Given request »
Find every line with the word "Merge". Copy those lines.

Records provided »
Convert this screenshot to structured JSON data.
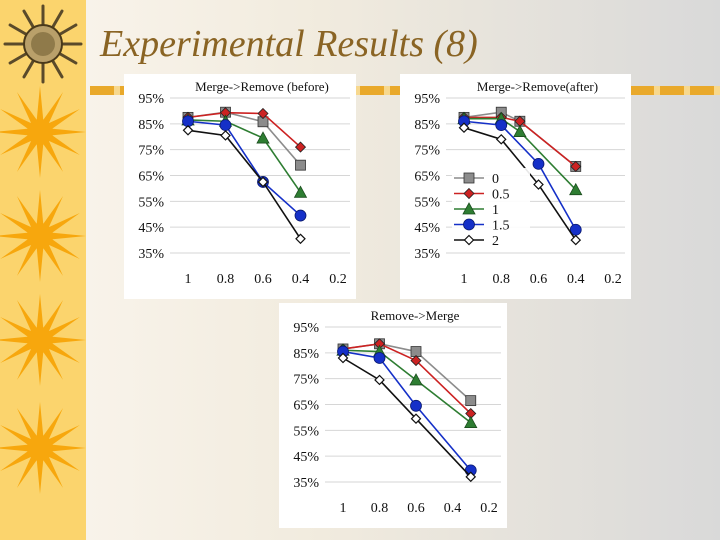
{
  "slide": {
    "title": "Experimental Results (8)",
    "accent_color": "#fbd46d",
    "title_color": "#8a6424",
    "icons": [
      "coin-icon",
      "sun-icon"
    ]
  },
  "chart_data": [
    {
      "type": "line",
      "title": "Merge->Remove (before)",
      "categories": [
        "1",
        "0.8",
        "0.6",
        "0.4",
        "0.2"
      ],
      "y_ticks": [
        "95%",
        "85%",
        "75%",
        "65%",
        "55%",
        "45%",
        "35%"
      ],
      "ylim": [
        0.35,
        0.95
      ],
      "grid": true,
      "legend": "none",
      "series": [
        {
          "key": "s0",
          "marker": "square",
          "color": "#8c8c8c",
          "x": [
            1,
            0.8,
            0.6,
            0.4
          ],
          "values": [
            0.875,
            0.895,
            0.858,
            0.69
          ]
        },
        {
          "key": "s05",
          "marker": "diamond",
          "color": "#cc2222",
          "x": [
            1,
            0.8,
            0.6,
            0.4
          ],
          "values": [
            0.875,
            0.893,
            0.89,
            0.76
          ]
        },
        {
          "key": "s1",
          "marker": "triangle",
          "color": "#2e7d32",
          "x": [
            1,
            0.8,
            0.6,
            0.4
          ],
          "values": [
            0.865,
            0.86,
            0.795,
            0.585
          ]
        },
        {
          "key": "s15",
          "marker": "circle",
          "color": "#1530c8",
          "x": [
            1,
            0.8,
            0.6,
            0.4
          ],
          "values": [
            0.86,
            0.845,
            0.625,
            0.495
          ]
        },
        {
          "key": "s2",
          "marker": "diamond-open",
          "color": "#111111",
          "x": [
            1,
            0.8,
            0.6,
            0.4
          ],
          "values": [
            0.825,
            0.805,
            0.625,
            0.405
          ]
        }
      ]
    },
    {
      "type": "line",
      "title": "Merge->Remove(after)",
      "categories": [
        "1",
        "0.8",
        "0.6",
        "0.4",
        "0.2"
      ],
      "y_ticks": [
        "95%",
        "85%",
        "75%",
        "65%",
        "55%",
        "45%",
        "35%"
      ],
      "ylim": [
        0.35,
        0.95
      ],
      "grid": true,
      "legend": "left",
      "legend_labels": [
        "0",
        "0.5",
        "1",
        "1.5",
        "2"
      ],
      "series": [
        {
          "key": "s0",
          "marker": "square",
          "color": "#8c8c8c",
          "x": [
            1,
            0.8,
            0.7,
            0.4
          ],
          "values": [
            0.875,
            0.895,
            0.86,
            0.685
          ]
        },
        {
          "key": "s05",
          "marker": "diamond",
          "color": "#cc2222",
          "x": [
            1,
            0.8,
            0.7,
            0.4
          ],
          "values": [
            0.875,
            0.875,
            0.86,
            0.685
          ]
        },
        {
          "key": "s1",
          "marker": "triangle",
          "color": "#2e7d32",
          "x": [
            1,
            0.8,
            0.7,
            0.4
          ],
          "values": [
            0.87,
            0.87,
            0.82,
            0.595
          ]
        },
        {
          "key": "s15",
          "marker": "circle",
          "color": "#1530c8",
          "x": [
            1,
            0.8,
            0.6,
            0.4
          ],
          "values": [
            0.86,
            0.845,
            0.695,
            0.44
          ]
        },
        {
          "key": "s2",
          "marker": "diamond-open",
          "color": "#111111",
          "x": [
            1,
            0.8,
            0.6,
            0.4
          ],
          "values": [
            0.835,
            0.79,
            0.615,
            0.4
          ]
        }
      ]
    },
    {
      "type": "line",
      "title": "Remove->Merge",
      "categories": [
        "1",
        "0.8",
        "0.6",
        "0.4",
        "0.2"
      ],
      "y_ticks": [
        "95%",
        "85%",
        "75%",
        "65%",
        "55%",
        "45%",
        "35%"
      ],
      "ylim": [
        0.35,
        0.95
      ],
      "grid": true,
      "legend": "none",
      "series": [
        {
          "key": "s0",
          "marker": "square",
          "color": "#8c8c8c",
          "x": [
            1,
            0.8,
            0.6,
            0.3
          ],
          "values": [
            0.865,
            0.885,
            0.855,
            0.665
          ]
        },
        {
          "key": "s05",
          "marker": "diamond",
          "color": "#cc2222",
          "x": [
            1,
            0.8,
            0.6,
            0.3
          ],
          "values": [
            0.865,
            0.885,
            0.82,
            0.615
          ]
        },
        {
          "key": "s1",
          "marker": "triangle",
          "color": "#2e7d32",
          "x": [
            1,
            0.8,
            0.6,
            0.3
          ],
          "values": [
            0.86,
            0.855,
            0.745,
            0.58
          ]
        },
        {
          "key": "s15",
          "marker": "circle",
          "color": "#1530c8",
          "x": [
            1,
            0.8,
            0.6,
            0.3
          ],
          "values": [
            0.855,
            0.83,
            0.645,
            0.395
          ]
        },
        {
          "key": "s2",
          "marker": "diamond-open",
          "color": "#111111",
          "x": [
            1,
            0.8,
            0.6,
            0.3
          ],
          "values": [
            0.83,
            0.745,
            0.595,
            0.37
          ]
        }
      ]
    }
  ]
}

Exercise result »
      "title": "Merge->Remove (before)",
      "title": "Merge->Remove(after)",
      "title": "Remove->Merge",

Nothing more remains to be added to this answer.